> **Recorded information**
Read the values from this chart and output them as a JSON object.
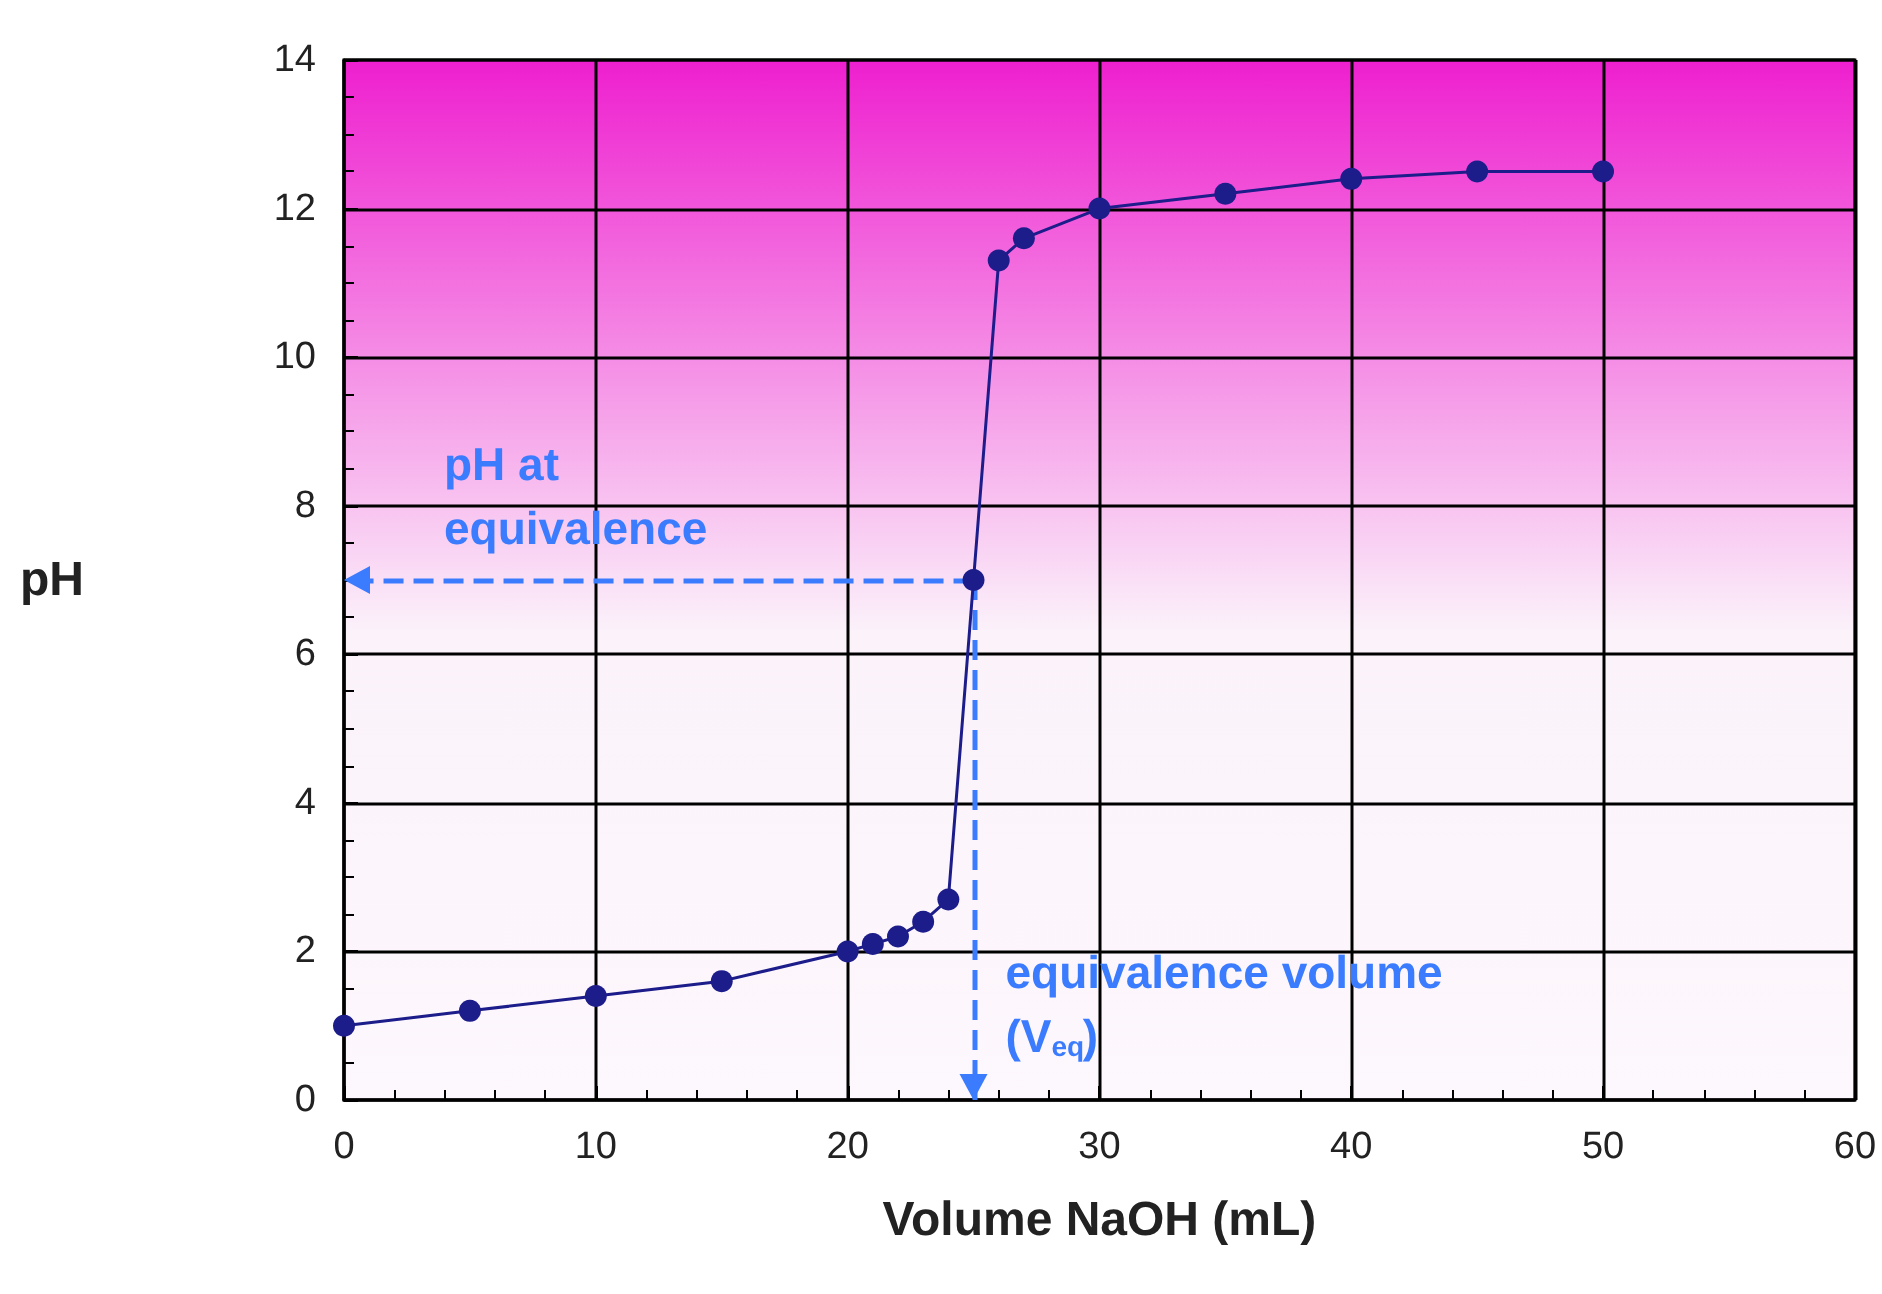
{
  "chart_data": {
    "type": "line",
    "xlabel": "Volume NaOH (mL)",
    "ylabel": "pH",
    "x": [
      0,
      5,
      10,
      15,
      20,
      21,
      22,
      23,
      24,
      25,
      26,
      27,
      30,
      35,
      40,
      45,
      50
    ],
    "series": [
      {
        "color": "#1c1c8a",
        "values": [
          1.0,
          1.2,
          1.4,
          1.6,
          2.0,
          2.1,
          2.2,
          2.4,
          2.7,
          7.0,
          11.3,
          11.6,
          12.0,
          12.2,
          12.4,
          12.5,
          12.5
        ]
      }
    ],
    "xlim": [
      0,
      60
    ],
    "xticks": [
      0,
      10,
      20,
      30,
      40,
      50,
      60
    ],
    "ylim": [
      0,
      14
    ],
    "yticks": [
      0,
      2,
      4,
      6,
      8,
      10,
      12,
      14
    ],
    "grid": true,
    "marker": "circle",
    "line_style": "solid",
    "ref_lines": [
      {
        "axis": "y",
        "value": 7,
        "label": "pH at equivalence",
        "color": "#3b7cff",
        "line_style": "dashed"
      },
      {
        "axis": "x",
        "value": 25,
        "label": "equivalence volume (V$_{eq}$)",
        "color": "#3b7cff",
        "line_style": "dashed"
      }
    ]
  }
}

> **Given problem**
Retype all the records shown above, character for character. Omit every picture.

> **Solution to this problem**
Read the values from this chart and output them as a JSON object.
{
  "chart_data": {
    "type": "line",
    "xlabel": "Volume NaOH (mL)",
    "ylabel": "pH",
    "x": [
      0,
      5,
      10,
      15,
      20,
      21,
      22,
      23,
      24,
      25,
      26,
      27,
      30,
      35,
      40,
      45,
      50
    ],
    "series": [
      {
        "color": "#1c1c8a",
        "values": [
          1.0,
          1.2,
          1.4,
          1.6,
          2.0,
          2.1,
          2.2,
          2.4,
          2.7,
          7.0,
          11.3,
          11.6,
          12.0,
          12.2,
          12.4,
          12.5,
          12.5
        ]
      }
    ],
    "xlim": [
      0,
      60
    ],
    "xticks": [
      0,
      10,
      20,
      30,
      40,
      50,
      60
    ],
    "ylim": [
      0,
      14
    ],
    "yticks": [
      0,
      2,
      4,
      6,
      8,
      10,
      12,
      14
    ],
    "grid": true,
    "marker": "circle",
    "line_style": "solid",
    "ref_lines": [
      {
        "axis": "y",
        "value": 7,
        "label": "pH at equivalence",
        "color": "#3b7cff",
        "line_style": "dashed"
      },
      {
        "axis": "x",
        "value": 25,
        "label": "equivalence volume (V$_{eq}$)",
        "color": "#3b7cff",
        "line_style": "dashed"
      }
    ]
  }
}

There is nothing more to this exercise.